§ Exercise aim
Which lines in the records below contain the word "Fluorescence"? Copy each of them.
::::
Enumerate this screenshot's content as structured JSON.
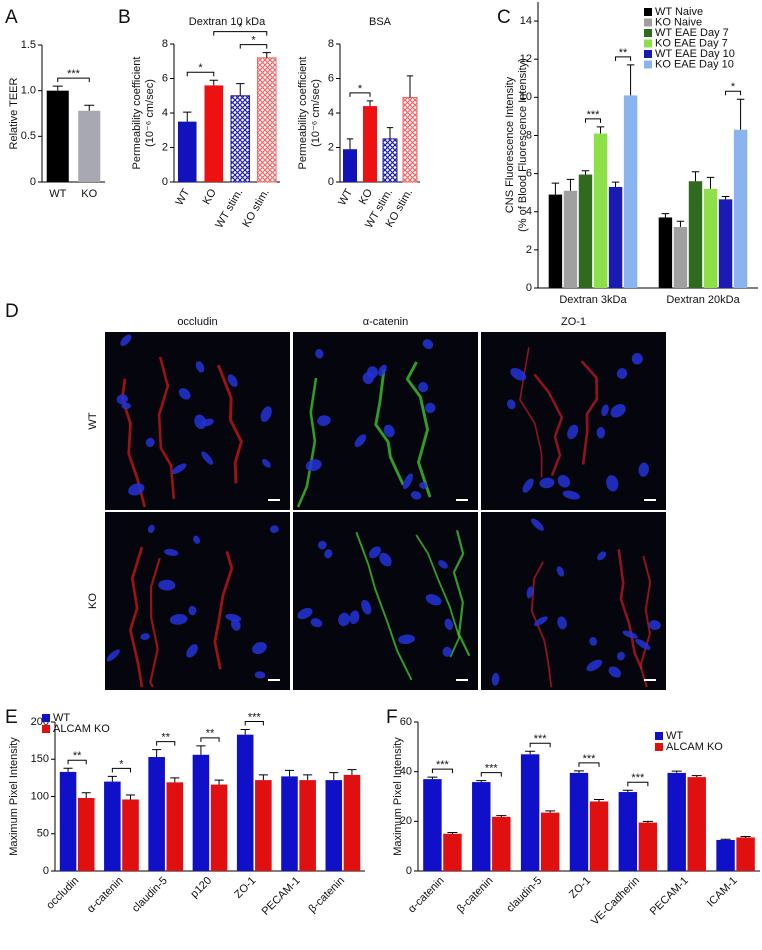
{
  "chart_data": [
    {
      "panel": "A",
      "type": "bar",
      "ylabel": [
        "Relative TEER"
      ],
      "categories": [
        "WT",
        "KO"
      ],
      "values": [
        1.0,
        0.78
      ],
      "errors": [
        0.05,
        0.06
      ],
      "colors": [
        "#000000",
        "#a8a8b2"
      ],
      "hatched": [
        false,
        false
      ],
      "ylim": [
        0,
        1.5
      ],
      "yticks": [
        0,
        0.5,
        {
          "value": 1,
          "label": "1.0"
        },
        1.5
      ],
      "annotations": [
        {
          "label": "***",
          "between": [
            0,
            1
          ]
        }
      ]
    },
    {
      "panel": "B",
      "type": "bar",
      "title": "Dextran 10 kDa",
      "ylabel": [
        "Permeability coefficient",
        "(10⁻⁶ cm/sec)"
      ],
      "categories": [
        "WT",
        "KO",
        "WT stim.",
        "KO stim."
      ],
      "values": [
        3.5,
        5.6,
        5.0,
        7.2
      ],
      "errors": [
        0.55,
        0.3,
        0.7,
        0.3
      ],
      "colors": [
        "#1212bb",
        "#ee1111",
        "#2222aa",
        "#f06a6a"
      ],
      "hatched": [
        false,
        false,
        true,
        true
      ],
      "ylim": [
        0,
        8
      ],
      "yticks": [
        0,
        2,
        4,
        6,
        8
      ],
      "annotations": [
        {
          "label": "*",
          "between": [
            0,
            1
          ]
        },
        {
          "label": "*",
          "between": [
            2,
            3
          ]
        },
        {
          "label": "*",
          "between": [
            1,
            3
          ]
        }
      ]
    },
    {
      "type": "bar",
      "title": "BSA",
      "ylabel": [
        "Permeability coefficient",
        "(10⁻⁶ cm/sec)"
      ],
      "categories": [
        "WT",
        "KO",
        "WT stim.",
        "KO stim."
      ],
      "values": [
        1.9,
        4.4,
        2.5,
        4.9
      ],
      "errors": [
        0.6,
        0.3,
        0.65,
        1.25
      ],
      "colors": [
        "#1212bb",
        "#ee1111",
        "#2222aa",
        "#f06a6a"
      ],
      "hatched": [
        false,
        false,
        true,
        true
      ],
      "ylim": [
        0,
        8
      ],
      "yticks": [
        0,
        2,
        4,
        6,
        8
      ],
      "annotations": [
        {
          "label": "*",
          "between": [
            0,
            1
          ]
        }
      ]
    },
    {
      "panel": "C",
      "type": "grouped_bar",
      "ylabel": [
        "CNS Fluorescence Intensity",
        "(% of Blood Fluorescence Intensity)"
      ],
      "categories": [
        "Dextran 3kDa",
        "Dextran 20kDa"
      ],
      "legend": "upper right",
      "series": [
        {
          "name": "WT Naive",
          "color": "#000000",
          "values": [
            4.9,
            3.7
          ],
          "errors": [
            0.6,
            0.2
          ]
        },
        {
          "name": "KO Naive",
          "color": "#a0a0a0",
          "values": [
            5.1,
            3.2
          ],
          "errors": [
            0.6,
            0.3
          ]
        },
        {
          "name": "WT EAE Day 7",
          "color": "#2f6a1f",
          "values": [
            5.95,
            5.6
          ],
          "errors": [
            0.2,
            0.5
          ]
        },
        {
          "name": "KO EAE Day 7",
          "color": "#8ee048",
          "values": [
            8.1,
            5.2
          ],
          "errors": [
            0.35,
            0.6
          ]
        },
        {
          "name": "WT EAE Day 10",
          "color": "#1a1ab4",
          "values": [
            5.3,
            4.65
          ],
          "errors": [
            0.25,
            0.15
          ]
        },
        {
          "name": "KO EAE Day 10",
          "color": "#8ab4f0",
          "values": [
            10.1,
            8.3
          ],
          "errors": [
            1.6,
            1.6
          ]
        }
      ],
      "ylim": [
        0,
        15
      ],
      "yticks": [
        0,
        2,
        4,
        6,
        8,
        10,
        12,
        14
      ],
      "annotations": [
        {
          "label": "***",
          "category": 0,
          "between": [
            2,
            3
          ]
        },
        {
          "label": "**",
          "category": 0,
          "between": [
            4,
            5
          ]
        },
        {
          "label": "*",
          "category": 1,
          "between": [
            4,
            5
          ]
        }
      ]
    },
    {
      "panel": "E",
      "type": "grouped_bar",
      "ylabel": [
        "Maximum Pixel Intensity"
      ],
      "categories": [
        "occludin",
        "α-catenin",
        "claudin-5",
        "p120",
        "ZO-1",
        "PECAM-1",
        "β-catenin"
      ],
      "legend": "upper left",
      "series": [
        {
          "name": "WT",
          "color": "#1010c8",
          "values": [
            133,
            120,
            153,
            156,
            183,
            127,
            122
          ],
          "errors": [
            5,
            7,
            10,
            12,
            7,
            8,
            10
          ]
        },
        {
          "name": "ALCAM KO",
          "color": "#e01010",
          "values": [
            98,
            96,
            119,
            116,
            122,
            122,
            129
          ],
          "errors": [
            7,
            6,
            6,
            6,
            7,
            7,
            7
          ]
        }
      ],
      "ylim": [
        0,
        200
      ],
      "yticks": [
        0,
        50,
        100,
        150,
        200
      ],
      "annotations": [
        {
          "label": "**",
          "category": 0,
          "between": [
            0,
            1
          ]
        },
        {
          "label": "*",
          "category": 1,
          "between": [
            0,
            1
          ]
        },
        {
          "label": "**",
          "category": 2,
          "between": [
            0,
            1
          ]
        },
        {
          "label": "**",
          "category": 3,
          "between": [
            0,
            1
          ]
        },
        {
          "label": "***",
          "category": 4,
          "between": [
            0,
            1
          ]
        }
      ]
    },
    {
      "panel": "F",
      "type": "grouped_bar",
      "ylabel": [
        "Maximum Pixel Intensity"
      ],
      "categories": [
        "α-catenin",
        "β-catenin",
        "claudin-5",
        "ZO-1",
        "VE-Cadherin",
        "PECAM-1",
        "ICAM-1"
      ],
      "legend": "upper right",
      "series": [
        {
          "name": "WT",
          "color": "#1010c8",
          "values": [
            37,
            35.8,
            47,
            39.5,
            31.8,
            39.5,
            12.5
          ],
          "errors": [
            0.8,
            0.6,
            1.2,
            0.8,
            0.7,
            0.7,
            0.3
          ]
        },
        {
          "name": "ALCAM KO",
          "color": "#e01010",
          "values": [
            15,
            21.8,
            23.5,
            28,
            19.5,
            37.8,
            13.5
          ],
          "errors": [
            0.5,
            0.5,
            0.7,
            0.8,
            0.5,
            0.6,
            0.4
          ]
        }
      ],
      "ylim": [
        0,
        60
      ],
      "yticks": [
        0,
        20,
        40,
        60
      ],
      "annotations": [
        {
          "label": "***",
          "category": 0,
          "between": [
            0,
            1
          ]
        },
        {
          "label": "***",
          "category": 1,
          "between": [
            0,
            1
          ]
        },
        {
          "label": "***",
          "category": 2,
          "between": [
            0,
            1
          ]
        },
        {
          "label": "***",
          "category": 3,
          "between": [
            0,
            1
          ]
        },
        {
          "label": "***",
          "category": 4,
          "between": [
            0,
            1
          ]
        }
      ]
    }
  ],
  "panel_d": {
    "panel": "D",
    "columns": [
      "occludin",
      "α-catenin",
      "ZO-1"
    ],
    "rows": [
      "WT",
      "KO"
    ]
  }
}
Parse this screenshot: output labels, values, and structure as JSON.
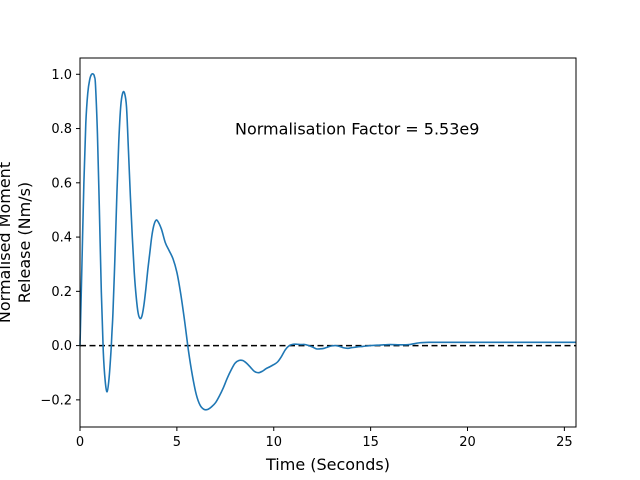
::::
§ Output of the exercise
        "CNS Fluorescence Intensity",
        "(% of Blood Fluorescence Intensity)"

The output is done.